#### BRIEF
Search term "from": copy each line of the data containing it.

····················

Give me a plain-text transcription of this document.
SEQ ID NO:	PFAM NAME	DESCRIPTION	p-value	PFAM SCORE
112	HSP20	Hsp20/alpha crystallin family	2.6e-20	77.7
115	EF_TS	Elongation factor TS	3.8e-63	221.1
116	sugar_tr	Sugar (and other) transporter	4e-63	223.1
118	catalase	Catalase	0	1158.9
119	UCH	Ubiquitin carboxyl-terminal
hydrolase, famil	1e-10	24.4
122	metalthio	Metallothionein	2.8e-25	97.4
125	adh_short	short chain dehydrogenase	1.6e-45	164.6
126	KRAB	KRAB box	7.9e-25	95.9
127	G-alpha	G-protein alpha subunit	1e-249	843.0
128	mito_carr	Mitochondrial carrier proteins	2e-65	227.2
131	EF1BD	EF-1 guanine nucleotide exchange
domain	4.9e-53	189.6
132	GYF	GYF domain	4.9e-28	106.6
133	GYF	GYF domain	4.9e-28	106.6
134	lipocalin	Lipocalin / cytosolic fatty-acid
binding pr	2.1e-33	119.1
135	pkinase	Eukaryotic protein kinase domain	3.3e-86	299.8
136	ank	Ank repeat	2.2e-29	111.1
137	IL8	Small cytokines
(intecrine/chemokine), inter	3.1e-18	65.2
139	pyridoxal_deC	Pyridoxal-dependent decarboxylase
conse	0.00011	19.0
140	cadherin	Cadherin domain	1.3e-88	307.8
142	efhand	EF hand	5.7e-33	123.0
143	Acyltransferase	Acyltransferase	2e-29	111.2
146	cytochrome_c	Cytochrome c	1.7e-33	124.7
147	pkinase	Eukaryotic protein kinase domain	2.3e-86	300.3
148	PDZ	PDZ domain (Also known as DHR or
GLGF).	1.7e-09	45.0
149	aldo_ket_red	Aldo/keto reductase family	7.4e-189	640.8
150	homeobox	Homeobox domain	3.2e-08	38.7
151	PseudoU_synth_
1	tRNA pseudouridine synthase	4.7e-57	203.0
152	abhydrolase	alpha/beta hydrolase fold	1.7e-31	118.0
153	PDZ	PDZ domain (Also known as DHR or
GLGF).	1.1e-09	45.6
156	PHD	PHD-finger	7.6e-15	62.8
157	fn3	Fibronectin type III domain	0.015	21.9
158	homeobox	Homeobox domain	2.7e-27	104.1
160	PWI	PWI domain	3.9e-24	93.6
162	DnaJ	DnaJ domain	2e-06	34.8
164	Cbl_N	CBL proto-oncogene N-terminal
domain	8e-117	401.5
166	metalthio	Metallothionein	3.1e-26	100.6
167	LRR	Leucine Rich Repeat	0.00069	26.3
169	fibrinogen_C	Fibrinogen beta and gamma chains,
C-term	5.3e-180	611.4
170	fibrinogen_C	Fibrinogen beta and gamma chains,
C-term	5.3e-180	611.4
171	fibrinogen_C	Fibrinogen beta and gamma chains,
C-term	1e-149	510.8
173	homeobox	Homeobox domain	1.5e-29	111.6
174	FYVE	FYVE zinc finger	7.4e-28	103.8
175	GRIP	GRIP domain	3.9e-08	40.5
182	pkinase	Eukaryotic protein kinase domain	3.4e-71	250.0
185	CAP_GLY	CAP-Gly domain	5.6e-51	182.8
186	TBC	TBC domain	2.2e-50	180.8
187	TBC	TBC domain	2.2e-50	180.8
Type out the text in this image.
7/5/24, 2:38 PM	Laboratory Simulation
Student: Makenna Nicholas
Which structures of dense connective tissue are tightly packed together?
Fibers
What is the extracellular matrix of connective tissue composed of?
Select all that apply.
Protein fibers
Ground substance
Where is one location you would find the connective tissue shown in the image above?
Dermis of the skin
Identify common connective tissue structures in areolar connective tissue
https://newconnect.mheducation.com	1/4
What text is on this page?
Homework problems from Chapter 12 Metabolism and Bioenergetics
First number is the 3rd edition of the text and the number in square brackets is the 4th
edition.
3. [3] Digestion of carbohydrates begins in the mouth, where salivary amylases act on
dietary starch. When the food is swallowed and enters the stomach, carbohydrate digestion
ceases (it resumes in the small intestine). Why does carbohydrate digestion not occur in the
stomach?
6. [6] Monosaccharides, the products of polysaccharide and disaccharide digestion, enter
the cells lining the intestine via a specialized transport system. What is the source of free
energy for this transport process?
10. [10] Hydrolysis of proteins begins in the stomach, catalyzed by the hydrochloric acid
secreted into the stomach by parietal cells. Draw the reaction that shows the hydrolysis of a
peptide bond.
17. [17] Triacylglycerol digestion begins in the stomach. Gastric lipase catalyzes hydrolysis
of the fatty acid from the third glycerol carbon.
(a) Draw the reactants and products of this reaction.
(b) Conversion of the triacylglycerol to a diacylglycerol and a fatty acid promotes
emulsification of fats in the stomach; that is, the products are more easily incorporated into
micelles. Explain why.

····················

#### EXERCISE RESULT
Homework problems from Chapter 12 Metabolism and Bioenergetics
of the fatty acid from the third glycerol carbon.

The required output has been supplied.